● **Part of a data file**

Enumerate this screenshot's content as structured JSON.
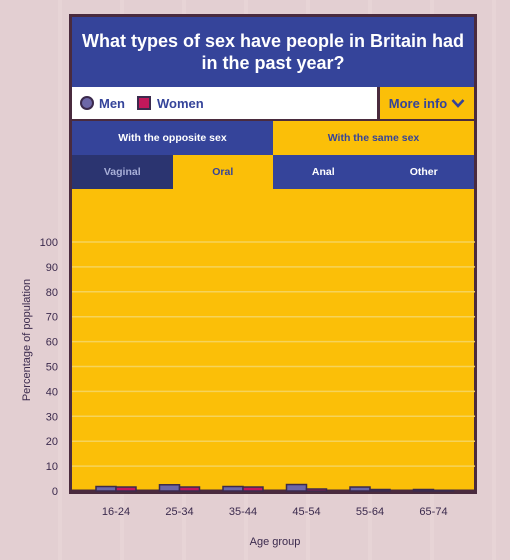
{
  "title": "What types of sex have people in Britain had in the past year?",
  "legend": {
    "men": "Men",
    "women": "Women"
  },
  "more_info": "More info",
  "sex_tabs": [
    {
      "label": "With the opposite sex",
      "active": false
    },
    {
      "label": "With the same sex",
      "active": true
    }
  ],
  "type_tabs": [
    {
      "label": "Vaginal",
      "active": false
    },
    {
      "label": "Oral",
      "active": true
    },
    {
      "label": "Anal",
      "active": false
    },
    {
      "label": "Other",
      "active": false
    }
  ],
  "colors": {
    "men": "#6d67a8",
    "women": "#c2185b",
    "navy": "#35449a",
    "yellow": "#fbbf08",
    "border": "#4a2b3e"
  },
  "chart_data": {
    "type": "bar",
    "title": "",
    "xlabel": "Age group",
    "ylabel": "Percentage of population",
    "ylim": [
      0,
      100
    ],
    "yticks": [
      "0",
      "10",
      "20",
      "30",
      "40",
      "50",
      "60",
      "70",
      "80",
      "90",
      "100"
    ],
    "categories": [
      "16-24",
      "25-34",
      "35-44",
      "45-54",
      "55-64",
      "65-74"
    ],
    "series": [
      {
        "name": "Men",
        "values": [
          1.8,
          2.5,
          1.8,
          2.6,
          1.6,
          0.6
        ]
      },
      {
        "name": "Women",
        "values": [
          1.6,
          1.6,
          1.6,
          0.8,
          0.6,
          0.2
        ]
      }
    ],
    "grid": true
  }
}
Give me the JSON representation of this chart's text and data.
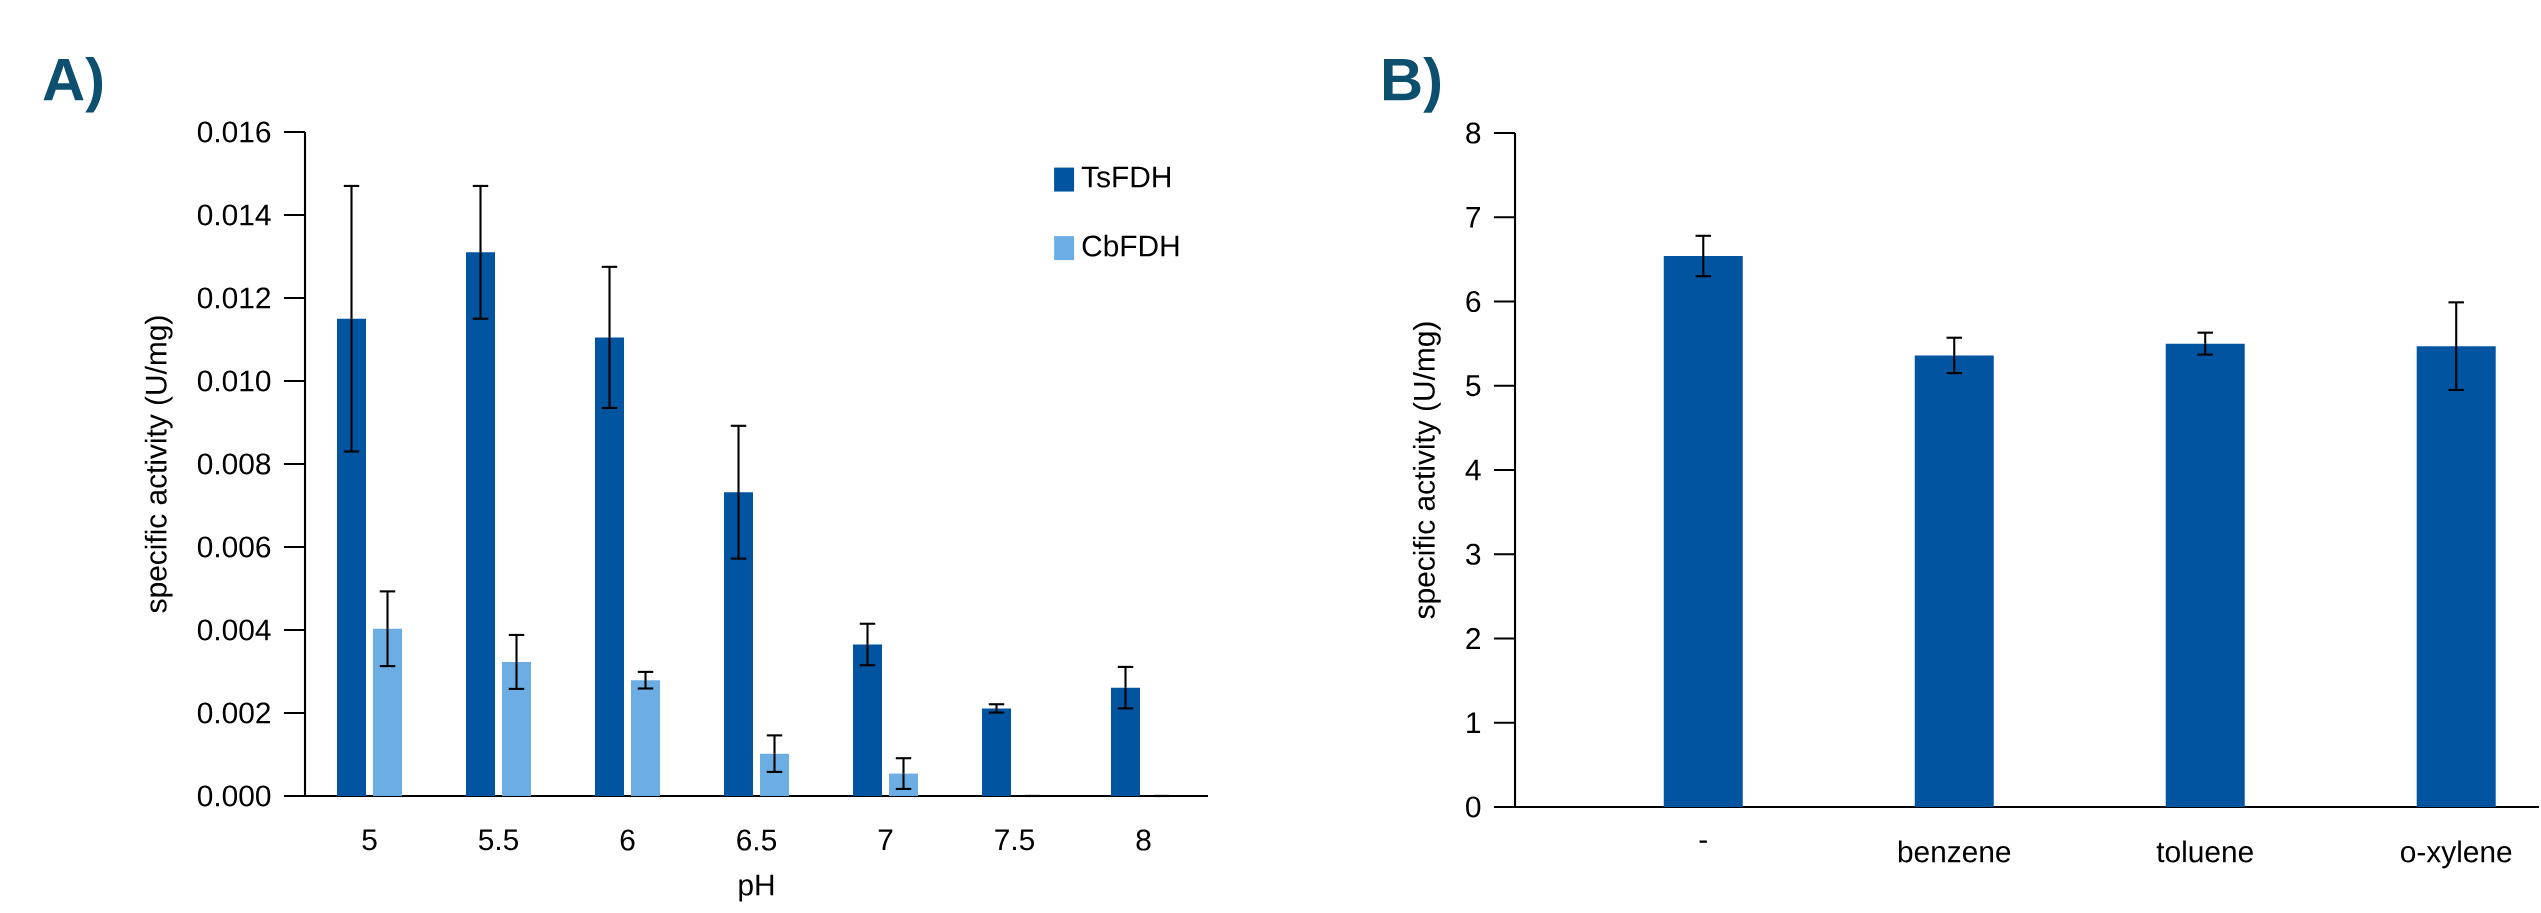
{
  "chart_data": [
    {
      "type": "bar",
      "title": "A)",
      "xlabel": "pH",
      "ylabel": "specific activity (U/mg)",
      "categories": [
        "5",
        "5.5",
        "6",
        "6.5",
        "7",
        "7.5",
        "8"
      ],
      "series": [
        {
          "name": "TsFDH",
          "color": "#0054a0",
          "values": [
            0.0115,
            0.0131,
            0.01105,
            0.00732,
            0.00365,
            0.00211,
            0.00261
          ],
          "errors": [
            0.0032,
            0.0016,
            0.0017,
            0.0016,
            0.0005,
            0.0001,
            0.0005
          ]
        },
        {
          "name": "CbFDH",
          "color": "#6caee4",
          "values": [
            0.00403,
            0.00323,
            0.00279,
            0.00102,
            0.00054,
            0,
            0
          ],
          "errors": [
            0.0009,
            0.00065,
            0.0002,
            0.00044,
            0.00037,
            null,
            null
          ]
        }
      ],
      "ylim": [
        0,
        0.016
      ],
      "yticks": [
        {
          "value": 0,
          "label": "0.000"
        },
        {
          "value": 0.002,
          "label": "0.002"
        },
        {
          "value": 0.004,
          "label": "0.004"
        },
        {
          "value": 0.006,
          "label": "0.006"
        },
        {
          "value": 0.008,
          "label": "0.008"
        },
        {
          "value": 0.01,
          "label": "0.010"
        },
        {
          "value": 0.012,
          "label": "0.012"
        },
        {
          "value": 0.014,
          "label": "0.014"
        },
        {
          "value": 0.016,
          "label": "0.016"
        }
      ],
      "legend": "top right"
    },
    {
      "type": "bar",
      "title": "B)",
      "ylabel": "specific activity (U/mg)",
      "categories": [
        "-",
        "benzene",
        "toluene",
        "o-xylene"
      ],
      "values": [
        6.54,
        5.36,
        5.5,
        5.47
      ],
      "color": "#0054a0",
      "errors": [
        0.24,
        0.21,
        0.13,
        0.52
      ],
      "ylim": [
        0,
        8
      ],
      "yticks": [
        0,
        1,
        2,
        3,
        4,
        5,
        6,
        7,
        8
      ]
    }
  ]
}
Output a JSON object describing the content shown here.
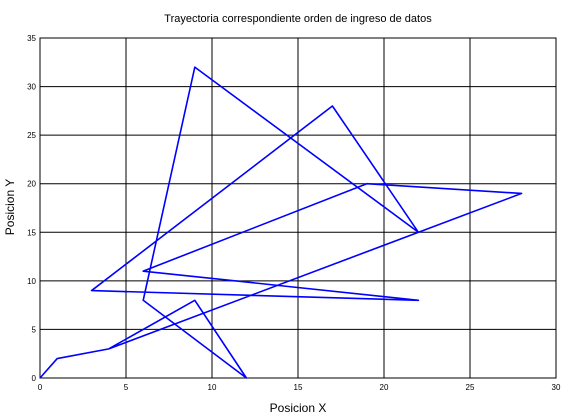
{
  "chart_data": {
    "type": "line",
    "title": "Trayectoria correspondiente orden de ingreso de datos",
    "xlabel": "Posicion X",
    "ylabel": "Posicion  Y",
    "xlim": [
      0,
      30
    ],
    "ylim": [
      0,
      35
    ],
    "grid": true,
    "x_ticks": [
      "0",
      "5",
      "10",
      "15",
      "20",
      "25",
      "30"
    ],
    "y_ticks": [
      "0",
      "5",
      "10",
      "15",
      "20",
      "25",
      "30",
      "35"
    ],
    "line_color": "#0000ff",
    "series": [
      {
        "x": [
          0,
          1,
          4,
          9,
          12,
          6,
          9,
          22,
          17,
          3,
          22,
          6,
          19,
          28,
          4
        ],
        "y": [
          0,
          2,
          3,
          8,
          0,
          8,
          32,
          15,
          28,
          9,
          8,
          11,
          20,
          19,
          3
        ]
      }
    ]
  }
}
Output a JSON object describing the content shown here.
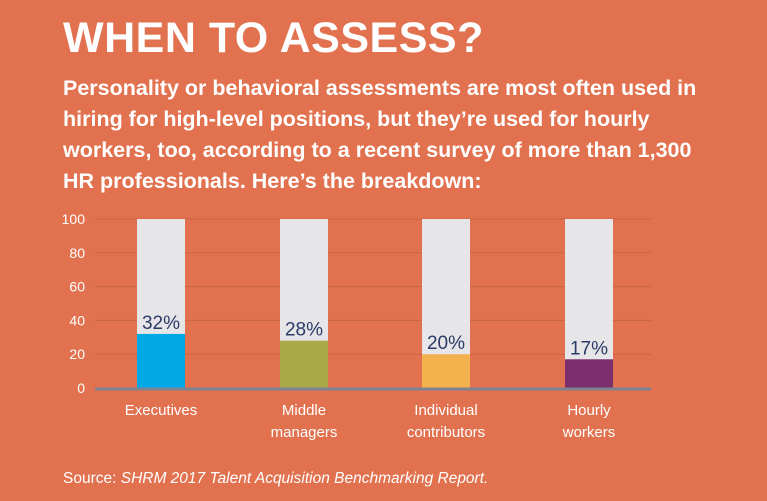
{
  "title": "WHEN TO ASSESS?",
  "subtitle": "Personality or behavioral assessments are most often used in hiring for high-level positions, but they’re used for hourly workers, too, according to a recent survey of more than 1,300 HR professionals. Here’s the breakdown:",
  "source_label": "Source:",
  "source_text": "SHRM 2017 Talent Acquisition Benchmarking Report.",
  "colors": {
    "background": "#E2724F",
    "track": "#E6E6E8",
    "label_text": "#2B3A67"
  },
  "chart_data": {
    "type": "bar",
    "categories": [
      [
        "Executives"
      ],
      [
        "Middle",
        "managers"
      ],
      [
        "Individual",
        "contributors"
      ],
      [
        "Hourly",
        "workers"
      ]
    ],
    "values": [
      32,
      28,
      20,
      17
    ],
    "value_labels": [
      "32%",
      "28%",
      "20%",
      "17%"
    ],
    "bar_colors": [
      "#00A9E6",
      "#A9A94A",
      "#F2B14C",
      "#7B2F6D"
    ],
    "ylim": [
      0,
      100
    ],
    "yticks": [
      "0",
      "20",
      "40",
      "60",
      "80",
      "100"
    ],
    "grid": true,
    "xlabel": "",
    "ylabel": ""
  }
}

● **To do**
Identify and copy the lines holding the word "JSON".

● **Answer to the task**
Enumerate this screenshot's content as structured JSON.
Give me the JSON representation of this chart's text and data.
Output a JSON object describing the content shown here.
Output a JSON object describing the content shown here.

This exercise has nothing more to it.